A run of records:
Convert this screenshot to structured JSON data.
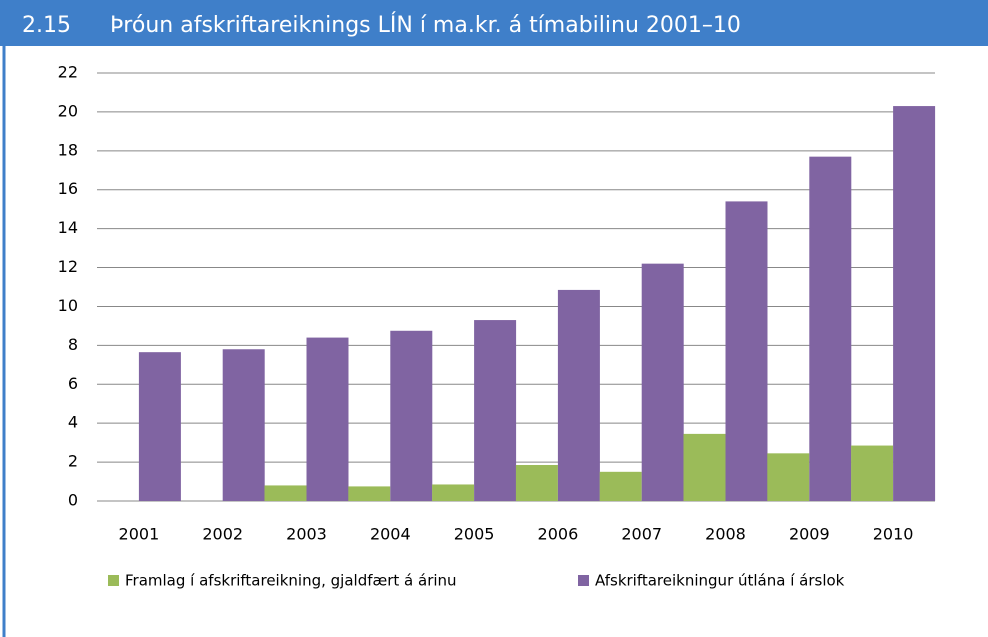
{
  "chart_data": {
    "type": "bar",
    "number": "2.15",
    "title": "Þróun afskriftareiknings LÍN í ma.kr. á tímabilinu 2001–10",
    "categories": [
      "2001",
      "2002",
      "2003",
      "2004",
      "2005",
      "2006",
      "2007",
      "2008",
      "2009",
      "2010"
    ],
    "series": [
      {
        "name": "Framlag í afskriftareikning, gjaldfært á árinu",
        "color": "#9bbb59",
        "values": [
          null,
          null,
          0.8,
          0.75,
          0.85,
          1.85,
          1.5,
          3.45,
          2.45,
          2.85
        ]
      },
      {
        "name": "Afskriftareikningur útlána í árslok",
        "color": "#8064a2",
        "values": [
          7.65,
          7.8,
          8.4,
          8.75,
          9.3,
          10.85,
          12.2,
          15.4,
          17.7,
          20.3
        ]
      }
    ],
    "ylim": [
      0,
      22
    ],
    "yticks": [
      0,
      2,
      4,
      6,
      8,
      10,
      12,
      14,
      16,
      18,
      20,
      22
    ],
    "grid": true,
    "legend": "bottom"
  }
}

**Job**
Copy out each line that contains the word "name".

**Response to this task**
        "name": "Framlag í afskriftareikning, gjaldfært á árinu",
        "name": "Afskriftareikningur útlána í árslok",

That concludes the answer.